Not trying to be cold, but he is 91 and your dad. Spend some time with him.


This is just illogical and rude.

My parents are cross-country. Their choice 20+ years ago. They don't want to move despite lots of health issues, running out of cash, inhospitable house, etc. I can't be hopping on a plane to the tune of $500-700 dollars plus hotel every year (just for me) because they 'don't wanna'. It takes away from my own family, my own holidays. I have a kid to pick up and drive to college, pets that need taking care of, and a business to run. When they start down the 'we never get to see you' routine, I tell them I will go out when I can, but they are too far away to see more than once a year, if that much.

When things settle down here, I plan to drive out and spend a month or two, but it has to be done when I can do it. And yes, I've offered many other alternatives to keep us closer together, and their doctors have begged them to take advantage.
Fe
OP, call him regularly and if you can set up easy teleconferencing do it. Feel no guilt.


Easy for you to say; your parents are still alive.

Trust me, you will miss then when they're gone. And you won't miss that $500 - $700 you spent on the trip.
Anonymous
OP here. You know I am not sure why I started this thread. Maybe I WAS hoping for that magic answer. But you all are right. I will do my best to start alternating xmas’s with my sister starting next year.

My DH and I are 60. Been married 32 years.

And no i don’t resent my DH for needing heart surgery. FWIW, his heart issue was not caused by life style choices. If anything his life style choices have made him the healthiest he can be which will help him recover.

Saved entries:

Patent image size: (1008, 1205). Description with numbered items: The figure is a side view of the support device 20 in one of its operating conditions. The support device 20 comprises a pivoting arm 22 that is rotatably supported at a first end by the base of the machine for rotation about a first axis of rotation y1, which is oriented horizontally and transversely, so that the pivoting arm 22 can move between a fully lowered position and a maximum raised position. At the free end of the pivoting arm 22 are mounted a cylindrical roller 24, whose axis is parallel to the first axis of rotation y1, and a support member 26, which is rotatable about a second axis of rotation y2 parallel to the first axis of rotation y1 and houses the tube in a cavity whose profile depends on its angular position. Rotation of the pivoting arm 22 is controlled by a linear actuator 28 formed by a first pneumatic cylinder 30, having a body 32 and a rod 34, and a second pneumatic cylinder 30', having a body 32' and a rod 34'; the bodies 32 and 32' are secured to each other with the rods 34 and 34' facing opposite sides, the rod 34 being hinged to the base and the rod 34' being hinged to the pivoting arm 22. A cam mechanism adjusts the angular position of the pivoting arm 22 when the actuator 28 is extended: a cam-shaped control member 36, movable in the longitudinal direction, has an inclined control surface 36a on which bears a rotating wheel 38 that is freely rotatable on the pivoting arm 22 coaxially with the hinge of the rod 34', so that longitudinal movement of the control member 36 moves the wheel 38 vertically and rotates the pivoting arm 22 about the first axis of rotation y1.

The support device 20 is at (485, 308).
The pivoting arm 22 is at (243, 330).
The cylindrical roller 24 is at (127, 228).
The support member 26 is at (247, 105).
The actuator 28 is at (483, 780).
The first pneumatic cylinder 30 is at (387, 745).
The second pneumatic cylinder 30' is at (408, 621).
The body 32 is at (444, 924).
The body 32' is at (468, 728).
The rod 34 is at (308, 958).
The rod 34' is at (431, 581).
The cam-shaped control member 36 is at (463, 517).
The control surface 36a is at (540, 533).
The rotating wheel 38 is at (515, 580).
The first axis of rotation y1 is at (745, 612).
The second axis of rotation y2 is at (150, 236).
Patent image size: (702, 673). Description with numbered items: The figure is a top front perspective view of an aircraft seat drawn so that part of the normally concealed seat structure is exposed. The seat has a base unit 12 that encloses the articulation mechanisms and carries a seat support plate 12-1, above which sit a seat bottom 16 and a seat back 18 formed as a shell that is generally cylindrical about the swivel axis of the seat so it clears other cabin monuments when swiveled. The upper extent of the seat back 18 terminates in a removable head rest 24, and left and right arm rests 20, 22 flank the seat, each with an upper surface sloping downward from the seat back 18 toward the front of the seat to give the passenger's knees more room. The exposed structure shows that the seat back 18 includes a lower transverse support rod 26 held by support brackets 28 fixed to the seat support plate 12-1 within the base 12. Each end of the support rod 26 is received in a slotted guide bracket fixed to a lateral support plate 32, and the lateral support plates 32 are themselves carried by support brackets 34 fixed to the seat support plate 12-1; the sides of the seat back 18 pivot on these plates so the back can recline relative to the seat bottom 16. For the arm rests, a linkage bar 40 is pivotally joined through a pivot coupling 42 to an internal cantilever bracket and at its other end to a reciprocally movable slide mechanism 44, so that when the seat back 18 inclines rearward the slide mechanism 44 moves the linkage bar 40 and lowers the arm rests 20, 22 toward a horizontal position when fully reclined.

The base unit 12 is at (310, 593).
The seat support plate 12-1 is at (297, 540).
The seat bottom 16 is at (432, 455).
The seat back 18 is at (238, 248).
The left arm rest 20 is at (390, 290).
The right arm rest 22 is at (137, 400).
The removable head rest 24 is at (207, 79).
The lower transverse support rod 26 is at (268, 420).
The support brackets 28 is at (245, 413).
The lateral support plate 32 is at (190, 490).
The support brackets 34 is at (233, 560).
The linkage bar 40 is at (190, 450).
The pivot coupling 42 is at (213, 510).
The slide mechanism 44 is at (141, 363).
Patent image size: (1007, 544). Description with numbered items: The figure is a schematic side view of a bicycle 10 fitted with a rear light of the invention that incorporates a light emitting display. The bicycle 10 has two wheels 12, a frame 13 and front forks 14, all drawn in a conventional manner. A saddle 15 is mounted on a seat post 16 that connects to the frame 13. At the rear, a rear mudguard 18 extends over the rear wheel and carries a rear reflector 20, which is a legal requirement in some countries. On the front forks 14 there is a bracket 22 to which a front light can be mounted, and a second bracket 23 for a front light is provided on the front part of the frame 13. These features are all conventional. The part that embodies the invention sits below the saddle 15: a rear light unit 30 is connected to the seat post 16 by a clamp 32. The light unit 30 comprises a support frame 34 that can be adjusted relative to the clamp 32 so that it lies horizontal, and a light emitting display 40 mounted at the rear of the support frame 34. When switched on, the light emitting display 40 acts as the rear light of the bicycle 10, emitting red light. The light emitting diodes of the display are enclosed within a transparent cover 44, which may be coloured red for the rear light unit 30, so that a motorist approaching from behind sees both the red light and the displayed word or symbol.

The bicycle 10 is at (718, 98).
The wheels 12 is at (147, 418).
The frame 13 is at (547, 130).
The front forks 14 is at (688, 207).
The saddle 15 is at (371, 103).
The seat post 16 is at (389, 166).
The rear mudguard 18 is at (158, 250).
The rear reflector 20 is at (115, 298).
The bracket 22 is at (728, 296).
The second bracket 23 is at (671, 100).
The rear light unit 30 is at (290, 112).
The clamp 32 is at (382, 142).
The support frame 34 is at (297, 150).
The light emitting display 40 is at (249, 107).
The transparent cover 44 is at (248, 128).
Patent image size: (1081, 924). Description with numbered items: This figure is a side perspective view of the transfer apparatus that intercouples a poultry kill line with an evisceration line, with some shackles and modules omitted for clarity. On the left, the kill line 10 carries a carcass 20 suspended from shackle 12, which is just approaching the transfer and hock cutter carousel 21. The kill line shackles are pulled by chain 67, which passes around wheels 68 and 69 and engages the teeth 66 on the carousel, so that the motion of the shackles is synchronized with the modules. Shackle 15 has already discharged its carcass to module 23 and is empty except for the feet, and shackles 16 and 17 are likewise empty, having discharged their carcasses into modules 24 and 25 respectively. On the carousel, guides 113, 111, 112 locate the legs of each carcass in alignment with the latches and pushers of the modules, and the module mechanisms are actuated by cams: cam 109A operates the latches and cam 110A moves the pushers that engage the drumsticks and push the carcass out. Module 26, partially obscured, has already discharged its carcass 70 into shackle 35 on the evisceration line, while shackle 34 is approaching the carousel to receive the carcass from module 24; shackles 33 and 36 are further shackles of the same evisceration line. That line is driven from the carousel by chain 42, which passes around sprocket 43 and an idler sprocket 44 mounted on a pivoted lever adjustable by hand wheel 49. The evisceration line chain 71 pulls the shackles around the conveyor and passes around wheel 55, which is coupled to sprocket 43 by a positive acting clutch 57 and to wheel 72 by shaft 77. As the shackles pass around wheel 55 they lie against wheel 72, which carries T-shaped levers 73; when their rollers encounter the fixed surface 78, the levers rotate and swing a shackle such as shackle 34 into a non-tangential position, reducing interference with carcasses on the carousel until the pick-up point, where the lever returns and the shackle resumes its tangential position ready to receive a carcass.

Work task 1 —
Duplicate the passage of the thread about visiting aging parents from "When things settle" to "starting next year.".
Work task 2 —
In the thread about visiting aging parents, the sentence beginning "I have a kid" names the writer's responsibilities. List each one.
Work task 3 —
Resume the thread about visiting aging parents, picking up after its last sentence.

Response area 1 —
When things settle down here, I plan to drive out and spend a month or two, but it has to be done when I can do it. And yes, I've offered many other alternatives to keep us closer together, and their doctors have begged them to take advantage.
Fe
OP, call him regularly and if you can set up easy teleconferencing do it. Feel no guilt.


Easy for you to say; your parents are still alive.

Trust me, you will miss then when they're gone. And you won't miss that $500 - $700 you spent on the trip.
Anonymous
OP here. You know I am not sure why I started this thread. Maybe I WAS hoping for that magic answer. But you all are right. I will do my best to start alternating xmas’s with my sister starting next year.

Response area 2 —
- a kid to pick up and drive to college
- pets that need taking care of
- a business to run

Response area 3 —
Anonymous
Anonymous wrote:
Anonymous wrote:
Anonymous wrote:Suck it up to spend a holiday with your dad, your child's grandfather?

I would think you should go this year. He's 91.

Not trying to be cold, but he is 91 and your dad. Spend some time with him.


This is just illogical and rude.

My parents are cross-country. Their choice 20+ years ago. They don't want to move despite lots of health issues, running out of cash, inhospitable house, etc. I can't be hopping on a plane to the tune of $500-700 dollars plus hotel every year (just for me) because they 'don't wanna'. It takes away from my own family, my own holidays. I have a kid to pick up and drive to college, pets that need taking care of, and a business to run. When they start down the 'we never get to see you' routine, I tell them I will go out when I can, but they are too far away to see more than once a year, if that much.

When things settle down here, I plan to drive out and spend a month or two, but it has to be done when I can do it. And yes, I've offered many other alternatives to keep us closer together, and their doctors have begged them to take advantage.
Fe
OP, call him regularly and if you can set up easy teleconferencing do it. Feel no guilt.


Easy for you to say; your parents are still alive.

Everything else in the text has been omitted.